▸ **Do this**
A verbatim copy of the records is required, with all pictures left out.

▸ **Exercise inputs**
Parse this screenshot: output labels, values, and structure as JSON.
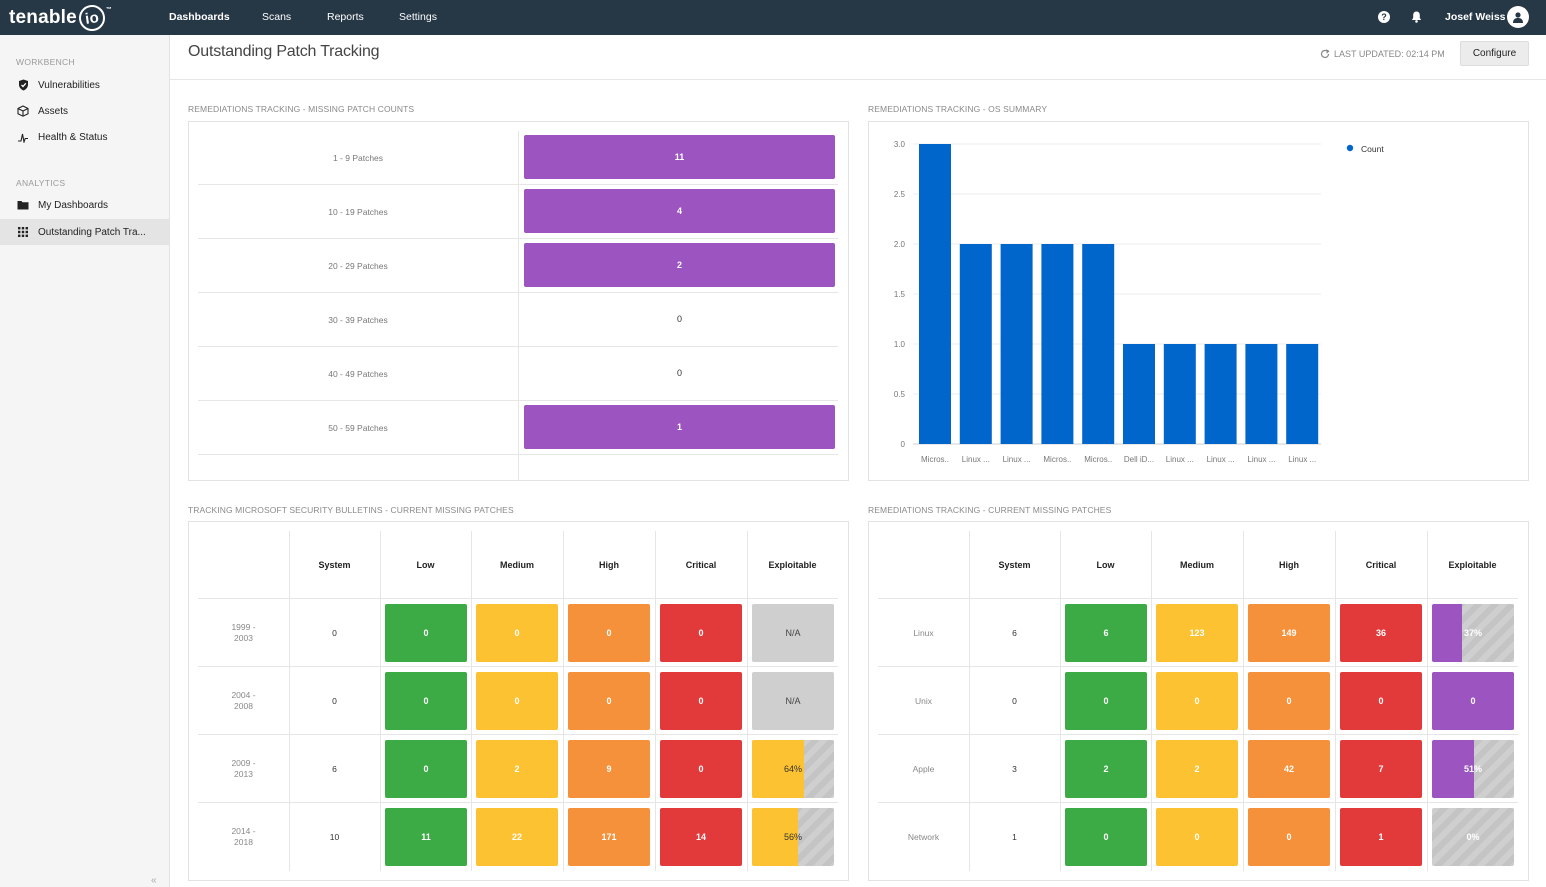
{
  "nav": {
    "logo_text": "tenable",
    "logo_io": "io",
    "logo_tm": "™",
    "links": [
      "Dashboards",
      "Scans",
      "Reports",
      "Settings"
    ],
    "help_glyph": "?",
    "user": "Josef Weiss"
  },
  "sidebar": {
    "workbench_label": "WORKBENCH",
    "analytics_label": "ANALYTICS",
    "items": [
      {
        "label": "Vulnerabilities",
        "icon": "shield-icon"
      },
      {
        "label": "Assets",
        "icon": "cube-icon"
      },
      {
        "label": "Health & Status",
        "icon": "pulse-icon"
      },
      {
        "label": "My Dashboards",
        "icon": "folder-icon"
      },
      {
        "label": "Outstanding Patch Tra...",
        "icon": "grid-icon"
      }
    ],
    "collapse_glyph": "«"
  },
  "header": {
    "title": "Outstanding Patch Tracking",
    "last_updated": "LAST UPDATED: 02:14 PM",
    "configure": "Configure"
  },
  "widgets": {
    "patch_counts": {
      "title": "REMEDIATIONS TRACKING - MISSING PATCH COUNTS",
      "rows": [
        {
          "label": "1 - 9 Patches",
          "value": "11",
          "filled": true
        },
        {
          "label": "10 - 19 Patches",
          "value": "4",
          "filled": true
        },
        {
          "label": "20 - 29 Patches",
          "value": "2",
          "filled": true
        },
        {
          "label": "30 - 39 Patches",
          "value": "0",
          "filled": false
        },
        {
          "label": "40 - 49 Patches",
          "value": "0",
          "filled": false
        },
        {
          "label": "50 - 59 Patches",
          "value": "1",
          "filled": true
        }
      ]
    },
    "os_summary": {
      "title": "REMEDIATIONS TRACKING - OS SUMMARY"
    },
    "ms_bulletins": {
      "title": "TRACKING MICROSOFT SECURITY BULLETINS - CURRENT MISSING PATCHES",
      "columns": [
        "System",
        "Low",
        "Medium",
        "High",
        "Critical",
        "Exploitable"
      ],
      "rows": [
        {
          "label": [
            "1999 -",
            "2003"
          ],
          "system": "0",
          "low": "0",
          "medium": "0",
          "high": "0",
          "critical": "0",
          "exploitable": "N/A",
          "expl_pct": null
        },
        {
          "label": [
            "2004 -",
            "2008"
          ],
          "system": "0",
          "low": "0",
          "medium": "0",
          "high": "0",
          "critical": "0",
          "exploitable": "N/A",
          "expl_pct": null
        },
        {
          "label": [
            "2009 -",
            "2013"
          ],
          "system": "6",
          "low": "0",
          "medium": "2",
          "high": "9",
          "critical": "0",
          "exploitable": "64%",
          "expl_pct": 64
        },
        {
          "label": [
            "2014 -",
            "2018"
          ],
          "system": "10",
          "low": "11",
          "medium": "22",
          "high": "171",
          "critical": "14",
          "exploitable": "56%",
          "expl_pct": 56
        }
      ]
    },
    "current_missing": {
      "title": "REMEDIATIONS TRACKING - CURRENT MISSING PATCHES",
      "columns": [
        "System",
        "Low",
        "Medium",
        "High",
        "Critical",
        "Exploitable"
      ],
      "rows": [
        {
          "label": [
            "Linux"
          ],
          "system": "6",
          "low": "6",
          "medium": "123",
          "high": "149",
          "critical": "36",
          "exploitable": "37%",
          "expl_pct": 37
        },
        {
          "label": [
            "Unix"
          ],
          "system": "0",
          "low": "0",
          "medium": "0",
          "high": "0",
          "critical": "0",
          "exploitable": "0",
          "expl_pct": 100
        },
        {
          "label": [
            "Apple"
          ],
          "system": "3",
          "low": "2",
          "medium": "2",
          "high": "42",
          "critical": "7",
          "exploitable": "51%",
          "expl_pct": 51
        },
        {
          "label": [
            "Network"
          ],
          "system": "1",
          "low": "0",
          "medium": "0",
          "high": "0",
          "critical": "1",
          "exploitable": "0%",
          "expl_pct": 0
        }
      ]
    }
  },
  "colors": {
    "nav_bg": "#263746",
    "purple": "#9c55c0",
    "blue_bar": "#0066cc",
    "low": "#3cab46",
    "medium": "#fdc231",
    "high": "#f5913a",
    "critical": "#e23a3b"
  },
  "chart_data": {
    "type": "bar",
    "categories": [
      "Micros..",
      "Linux ...",
      "Linux ...",
      "Micros..",
      "Micros..",
      "Dell iD...",
      "Linux ...",
      "Linux ...",
      "Linux ...",
      "Linux ..."
    ],
    "series": [
      {
        "name": "Count",
        "values": [
          3,
          2,
          2,
          2,
          2,
          1,
          1,
          1,
          1,
          1
        ]
      }
    ],
    "yticks": [
      "0",
      "0.5",
      "1.0",
      "1.5",
      "2.0",
      "2.5",
      "3.0"
    ],
    "ylim": [
      0,
      3
    ],
    "grid": true,
    "legend": "top-right",
    "color": "#0066cc"
  }
}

▸ **Solution**
Parse this screenshot: output labels, values, and structure as JSON.
{
  "nav": {
    "logo_text": "tenable",
    "logo_io": "io",
    "logo_tm": "™",
    "links": [
      "Dashboards",
      "Scans",
      "Reports",
      "Settings"
    ],
    "help_glyph": "?",
    "user": "Josef Weiss"
  },
  "sidebar": {
    "workbench_label": "WORKBENCH",
    "analytics_label": "ANALYTICS",
    "items": [
      {
        "label": "Vulnerabilities",
        "icon": "shield-icon"
      },
      {
        "label": "Assets",
        "icon": "cube-icon"
      },
      {
        "label": "Health & Status",
        "icon": "pulse-icon"
      },
      {
        "label": "My Dashboards",
        "icon": "folder-icon"
      },
      {
        "label": "Outstanding Patch Tra...",
        "icon": "grid-icon"
      }
    ],
    "collapse_glyph": "«"
  },
  "header": {
    "title": "Outstanding Patch Tracking",
    "last_updated": "LAST UPDATED: 02:14 PM",
    "configure": "Configure"
  },
  "widgets": {
    "patch_counts": {
      "title": "REMEDIATIONS TRACKING - MISSING PATCH COUNTS",
      "rows": [
        {
          "label": "1 - 9 Patches",
          "value": "11",
          "filled": true
        },
        {
          "label": "10 - 19 Patches",
          "value": "4",
          "filled": true
        },
        {
          "label": "20 - 29 Patches",
          "value": "2",
          "filled": true
        },
        {
          "label": "30 - 39 Patches",
          "value": "0",
          "filled": false
        },
        {
          "label": "40 - 49 Patches",
          "value": "0",
          "filled": false
        },
        {
          "label": "50 - 59 Patches",
          "value": "1",
          "filled": true
        }
      ]
    },
    "os_summary": {
      "title": "REMEDIATIONS TRACKING - OS SUMMARY"
    },
    "ms_bulletins": {
      "title": "TRACKING MICROSOFT SECURITY BULLETINS - CURRENT MISSING PATCHES",
      "columns": [
        "System",
        "Low",
        "Medium",
        "High",
        "Critical",
        "Exploitable"
      ],
      "rows": [
        {
          "label": [
            "1999 -",
            "2003"
          ],
          "system": "0",
          "low": "0",
          "medium": "0",
          "high": "0",
          "critical": "0",
          "exploitable": "N/A",
          "expl_pct": null
        },
        {
          "label": [
            "2004 -",
            "2008"
          ],
          "system": "0",
          "low": "0",
          "medium": "0",
          "high": "0",
          "critical": "0",
          "exploitable": "N/A",
          "expl_pct": null
        },
        {
          "label": [
            "2009 -",
            "2013"
          ],
          "system": "6",
          "low": "0",
          "medium": "2",
          "high": "9",
          "critical": "0",
          "exploitable": "64%",
          "expl_pct": 64
        },
        {
          "label": [
            "2014 -",
            "2018"
          ],
          "system": "10",
          "low": "11",
          "medium": "22",
          "high": "171",
          "critical": "14",
          "exploitable": "56%",
          "expl_pct": 56
        }
      ]
    },
    "current_missing": {
      "title": "REMEDIATIONS TRACKING - CURRENT MISSING PATCHES",
      "columns": [
        "System",
        "Low",
        "Medium",
        "High",
        "Critical",
        "Exploitable"
      ],
      "rows": [
        {
          "label": [
            "Linux"
          ],
          "system": "6",
          "low": "6",
          "medium": "123",
          "high": "149",
          "critical": "36",
          "exploitable": "37%",
          "expl_pct": 37
        },
        {
          "label": [
            "Unix"
          ],
          "system": "0",
          "low": "0",
          "medium": "0",
          "high": "0",
          "critical": "0",
          "exploitable": "0",
          "expl_pct": 100
        },
        {
          "label": [
            "Apple"
          ],
          "system": "3",
          "low": "2",
          "medium": "2",
          "high": "42",
          "critical": "7",
          "exploitable": "51%",
          "expl_pct": 51
        },
        {
          "label": [
            "Network"
          ],
          "system": "1",
          "low": "0",
          "medium": "0",
          "high": "0",
          "critical": "1",
          "exploitable": "0%",
          "expl_pct": 0
        }
      ]
    }
  },
  "colors": {
    "nav_bg": "#263746",
    "purple": "#9c55c0",
    "blue_bar": "#0066cc",
    "low": "#3cab46",
    "medium": "#fdc231",
    "high": "#f5913a",
    "critical": "#e23a3b"
  },
  "chart_data": {
    "type": "bar",
    "categories": [
      "Micros..",
      "Linux ...",
      "Linux ...",
      "Micros..",
      "Micros..",
      "Dell iD...",
      "Linux ...",
      "Linux ...",
      "Linux ...",
      "Linux ..."
    ],
    "series": [
      {
        "name": "Count",
        "values": [
          3,
          2,
          2,
          2,
          2,
          1,
          1,
          1,
          1,
          1
        ]
      }
    ],
    "yticks": [
      "0",
      "0.5",
      "1.0",
      "1.5",
      "2.0",
      "2.5",
      "3.0"
    ],
    "ylim": [
      0,
      3
    ],
    "grid": true,
    "legend": "top-right",
    "color": "#0066cc"
  }
}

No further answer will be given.